SET EXERCISE — Scan the entries below and count the lines holding the string "JSON". Supply only the number.

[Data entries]
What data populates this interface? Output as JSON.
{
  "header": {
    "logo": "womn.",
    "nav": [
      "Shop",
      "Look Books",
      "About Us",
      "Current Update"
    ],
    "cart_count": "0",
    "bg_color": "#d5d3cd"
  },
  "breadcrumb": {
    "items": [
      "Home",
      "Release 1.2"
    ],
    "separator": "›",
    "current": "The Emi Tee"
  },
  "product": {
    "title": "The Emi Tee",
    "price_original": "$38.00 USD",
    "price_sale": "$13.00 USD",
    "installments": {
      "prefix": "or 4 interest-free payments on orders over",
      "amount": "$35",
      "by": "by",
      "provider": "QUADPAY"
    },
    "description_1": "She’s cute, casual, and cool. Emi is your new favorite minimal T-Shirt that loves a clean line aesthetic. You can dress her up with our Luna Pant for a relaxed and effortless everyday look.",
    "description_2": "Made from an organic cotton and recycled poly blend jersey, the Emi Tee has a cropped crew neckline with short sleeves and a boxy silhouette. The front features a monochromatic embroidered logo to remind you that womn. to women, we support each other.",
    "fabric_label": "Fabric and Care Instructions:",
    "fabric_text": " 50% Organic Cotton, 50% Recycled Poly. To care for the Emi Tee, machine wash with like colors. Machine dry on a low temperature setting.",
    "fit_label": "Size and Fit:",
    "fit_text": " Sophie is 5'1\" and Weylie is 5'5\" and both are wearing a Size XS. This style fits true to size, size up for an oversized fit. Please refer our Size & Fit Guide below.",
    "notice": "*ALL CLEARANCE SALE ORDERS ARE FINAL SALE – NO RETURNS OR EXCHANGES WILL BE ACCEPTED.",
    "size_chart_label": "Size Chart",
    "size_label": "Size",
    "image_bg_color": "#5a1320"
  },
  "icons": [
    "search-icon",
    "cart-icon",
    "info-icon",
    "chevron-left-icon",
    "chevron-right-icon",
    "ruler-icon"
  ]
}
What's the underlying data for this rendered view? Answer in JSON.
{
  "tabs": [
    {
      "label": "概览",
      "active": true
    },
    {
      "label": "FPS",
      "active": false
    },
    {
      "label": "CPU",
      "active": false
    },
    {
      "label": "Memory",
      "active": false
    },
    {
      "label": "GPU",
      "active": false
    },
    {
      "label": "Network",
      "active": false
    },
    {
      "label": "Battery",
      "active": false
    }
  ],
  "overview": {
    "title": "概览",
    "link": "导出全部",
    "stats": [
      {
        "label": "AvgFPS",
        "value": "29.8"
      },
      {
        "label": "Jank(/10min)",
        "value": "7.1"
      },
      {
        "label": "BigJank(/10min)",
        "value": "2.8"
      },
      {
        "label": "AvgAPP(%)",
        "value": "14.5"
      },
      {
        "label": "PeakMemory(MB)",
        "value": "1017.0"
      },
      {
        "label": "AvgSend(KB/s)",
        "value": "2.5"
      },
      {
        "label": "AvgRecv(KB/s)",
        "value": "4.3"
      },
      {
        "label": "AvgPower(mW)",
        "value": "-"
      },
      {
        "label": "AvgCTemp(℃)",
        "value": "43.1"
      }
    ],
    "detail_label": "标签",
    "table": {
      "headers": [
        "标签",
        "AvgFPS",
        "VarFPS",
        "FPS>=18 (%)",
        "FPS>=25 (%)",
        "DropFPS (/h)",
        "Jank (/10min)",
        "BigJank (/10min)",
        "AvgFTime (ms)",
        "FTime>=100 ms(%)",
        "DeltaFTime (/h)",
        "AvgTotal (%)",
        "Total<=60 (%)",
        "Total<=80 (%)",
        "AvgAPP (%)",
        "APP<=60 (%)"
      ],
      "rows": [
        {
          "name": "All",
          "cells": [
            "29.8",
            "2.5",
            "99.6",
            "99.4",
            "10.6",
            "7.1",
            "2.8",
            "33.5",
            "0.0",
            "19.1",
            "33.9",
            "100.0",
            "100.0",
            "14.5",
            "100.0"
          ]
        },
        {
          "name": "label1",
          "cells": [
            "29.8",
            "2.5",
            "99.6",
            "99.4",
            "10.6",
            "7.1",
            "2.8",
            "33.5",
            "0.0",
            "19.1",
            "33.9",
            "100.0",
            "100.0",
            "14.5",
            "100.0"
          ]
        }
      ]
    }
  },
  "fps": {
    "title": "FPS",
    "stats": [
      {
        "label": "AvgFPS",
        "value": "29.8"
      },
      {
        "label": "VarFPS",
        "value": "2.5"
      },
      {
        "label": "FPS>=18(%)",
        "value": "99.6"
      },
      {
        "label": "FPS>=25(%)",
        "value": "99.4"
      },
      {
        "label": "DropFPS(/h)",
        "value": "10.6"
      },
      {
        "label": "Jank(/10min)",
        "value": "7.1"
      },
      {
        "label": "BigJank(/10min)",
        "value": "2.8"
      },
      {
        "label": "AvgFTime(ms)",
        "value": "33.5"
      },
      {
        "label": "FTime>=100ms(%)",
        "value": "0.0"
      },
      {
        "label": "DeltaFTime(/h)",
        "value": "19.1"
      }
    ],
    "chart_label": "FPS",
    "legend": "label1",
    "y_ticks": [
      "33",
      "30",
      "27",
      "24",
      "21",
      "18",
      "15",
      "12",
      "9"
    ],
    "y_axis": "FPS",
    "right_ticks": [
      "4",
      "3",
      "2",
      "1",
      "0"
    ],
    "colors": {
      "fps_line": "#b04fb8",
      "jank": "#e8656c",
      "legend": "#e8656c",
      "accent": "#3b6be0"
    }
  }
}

* * *

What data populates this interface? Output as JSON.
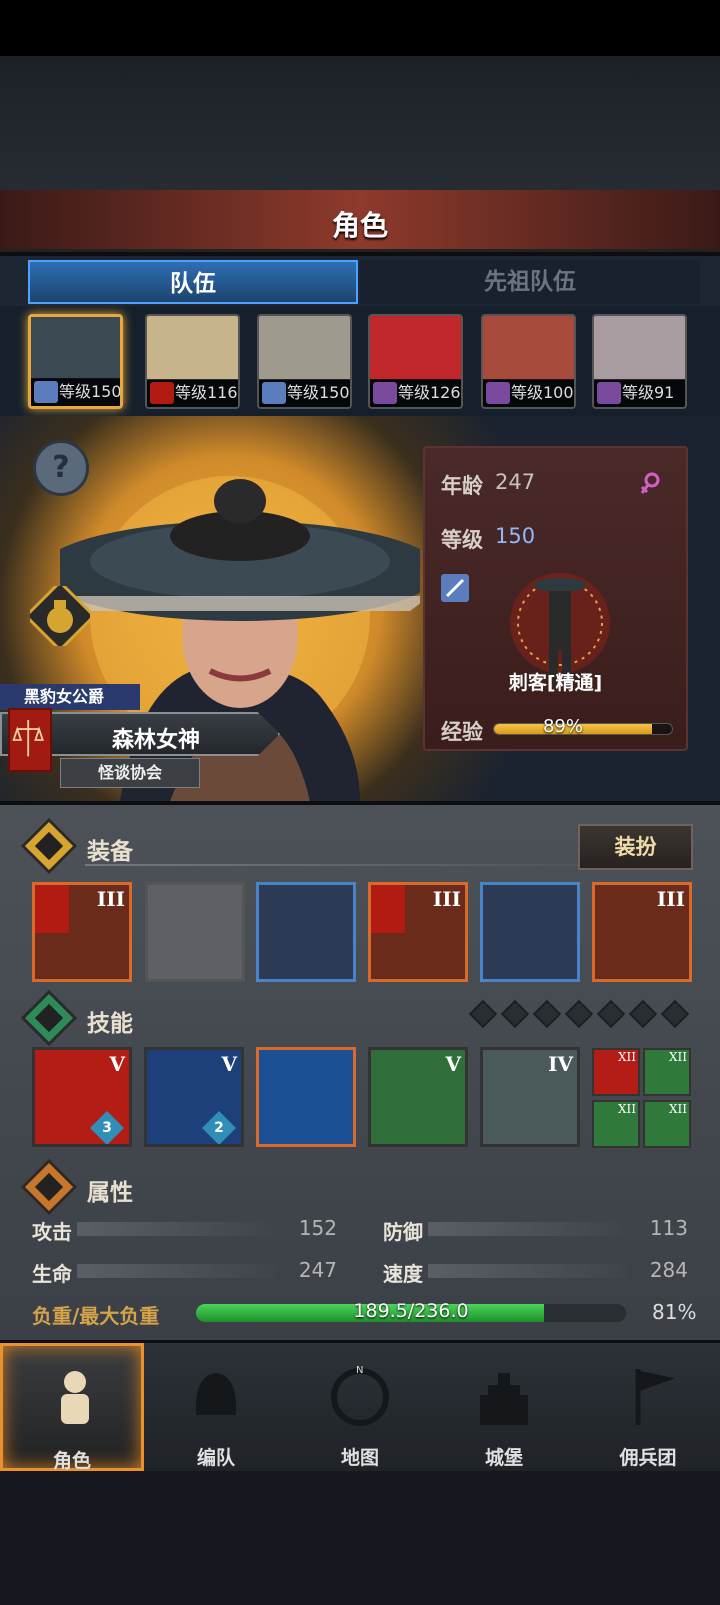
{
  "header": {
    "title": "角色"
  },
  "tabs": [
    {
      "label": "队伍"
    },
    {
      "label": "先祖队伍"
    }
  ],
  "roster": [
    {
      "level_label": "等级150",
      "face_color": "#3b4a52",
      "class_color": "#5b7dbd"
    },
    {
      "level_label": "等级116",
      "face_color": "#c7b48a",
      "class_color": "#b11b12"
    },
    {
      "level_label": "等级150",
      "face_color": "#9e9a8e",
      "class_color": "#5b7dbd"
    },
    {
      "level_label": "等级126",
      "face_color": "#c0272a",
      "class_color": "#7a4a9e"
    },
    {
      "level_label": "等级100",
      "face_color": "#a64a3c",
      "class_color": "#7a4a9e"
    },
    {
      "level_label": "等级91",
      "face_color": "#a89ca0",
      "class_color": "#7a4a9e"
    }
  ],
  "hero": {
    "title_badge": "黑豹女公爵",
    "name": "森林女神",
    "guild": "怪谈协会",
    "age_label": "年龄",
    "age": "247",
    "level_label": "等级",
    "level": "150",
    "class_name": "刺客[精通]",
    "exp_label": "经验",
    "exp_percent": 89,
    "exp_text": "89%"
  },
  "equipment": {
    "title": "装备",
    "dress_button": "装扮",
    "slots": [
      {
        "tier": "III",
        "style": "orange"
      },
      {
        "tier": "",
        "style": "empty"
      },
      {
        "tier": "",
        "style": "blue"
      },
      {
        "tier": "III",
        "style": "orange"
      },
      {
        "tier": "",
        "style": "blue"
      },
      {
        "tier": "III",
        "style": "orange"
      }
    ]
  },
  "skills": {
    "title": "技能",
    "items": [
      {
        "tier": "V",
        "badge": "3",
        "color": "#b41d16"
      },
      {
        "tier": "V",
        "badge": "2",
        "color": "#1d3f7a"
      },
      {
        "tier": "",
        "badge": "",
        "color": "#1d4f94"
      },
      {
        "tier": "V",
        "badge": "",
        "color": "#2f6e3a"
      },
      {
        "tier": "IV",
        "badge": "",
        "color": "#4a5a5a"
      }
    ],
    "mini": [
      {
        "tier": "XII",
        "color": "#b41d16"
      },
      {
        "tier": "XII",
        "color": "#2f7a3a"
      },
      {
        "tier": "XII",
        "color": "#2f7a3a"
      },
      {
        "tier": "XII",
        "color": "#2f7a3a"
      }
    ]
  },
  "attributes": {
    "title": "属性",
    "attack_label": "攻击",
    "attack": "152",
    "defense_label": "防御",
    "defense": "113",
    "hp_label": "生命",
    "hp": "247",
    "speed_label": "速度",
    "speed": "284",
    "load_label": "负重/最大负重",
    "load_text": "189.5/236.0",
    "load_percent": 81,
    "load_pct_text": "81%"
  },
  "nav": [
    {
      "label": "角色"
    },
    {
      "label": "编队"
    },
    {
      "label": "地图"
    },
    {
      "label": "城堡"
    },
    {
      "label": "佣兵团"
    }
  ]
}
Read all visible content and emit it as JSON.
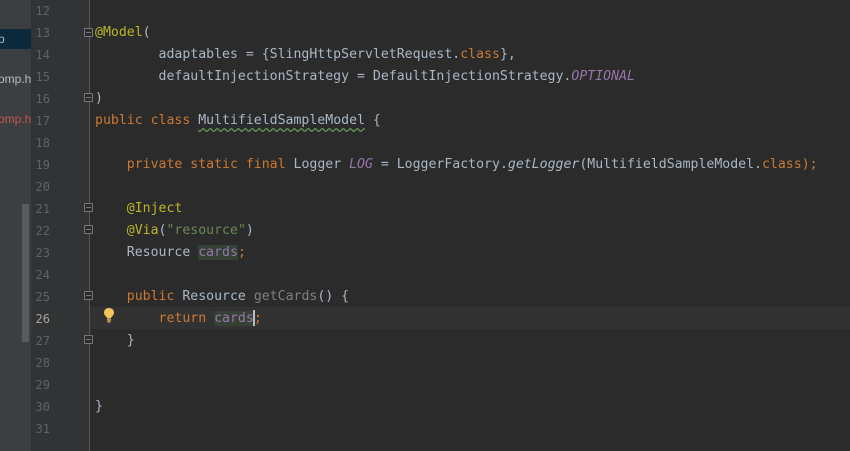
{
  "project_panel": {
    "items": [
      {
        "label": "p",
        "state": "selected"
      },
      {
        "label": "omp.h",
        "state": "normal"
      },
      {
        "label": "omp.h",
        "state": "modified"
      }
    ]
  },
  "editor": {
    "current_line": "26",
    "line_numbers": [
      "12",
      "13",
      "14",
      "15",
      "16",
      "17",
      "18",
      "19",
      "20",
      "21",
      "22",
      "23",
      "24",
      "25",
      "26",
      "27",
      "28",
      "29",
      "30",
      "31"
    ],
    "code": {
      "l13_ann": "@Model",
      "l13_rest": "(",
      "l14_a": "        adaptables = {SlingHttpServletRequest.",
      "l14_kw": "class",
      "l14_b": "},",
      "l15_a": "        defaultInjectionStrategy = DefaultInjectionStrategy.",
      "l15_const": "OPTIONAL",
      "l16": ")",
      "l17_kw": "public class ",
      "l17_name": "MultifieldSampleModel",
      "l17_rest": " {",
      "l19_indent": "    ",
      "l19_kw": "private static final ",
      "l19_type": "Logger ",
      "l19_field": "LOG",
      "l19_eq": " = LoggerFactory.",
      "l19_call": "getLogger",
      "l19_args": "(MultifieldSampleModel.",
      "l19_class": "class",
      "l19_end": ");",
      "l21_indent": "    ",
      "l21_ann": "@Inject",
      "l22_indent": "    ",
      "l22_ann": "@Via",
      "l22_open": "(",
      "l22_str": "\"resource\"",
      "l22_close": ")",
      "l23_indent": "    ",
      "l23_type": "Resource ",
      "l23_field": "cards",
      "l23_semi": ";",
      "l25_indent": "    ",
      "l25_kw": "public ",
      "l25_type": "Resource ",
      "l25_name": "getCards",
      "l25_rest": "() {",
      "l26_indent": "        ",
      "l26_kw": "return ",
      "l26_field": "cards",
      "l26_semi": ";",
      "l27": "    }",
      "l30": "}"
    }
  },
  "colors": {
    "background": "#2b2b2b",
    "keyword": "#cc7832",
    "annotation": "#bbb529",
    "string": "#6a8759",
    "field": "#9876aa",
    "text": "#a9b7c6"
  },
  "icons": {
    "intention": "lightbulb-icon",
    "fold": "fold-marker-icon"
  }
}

RESPONSE — 4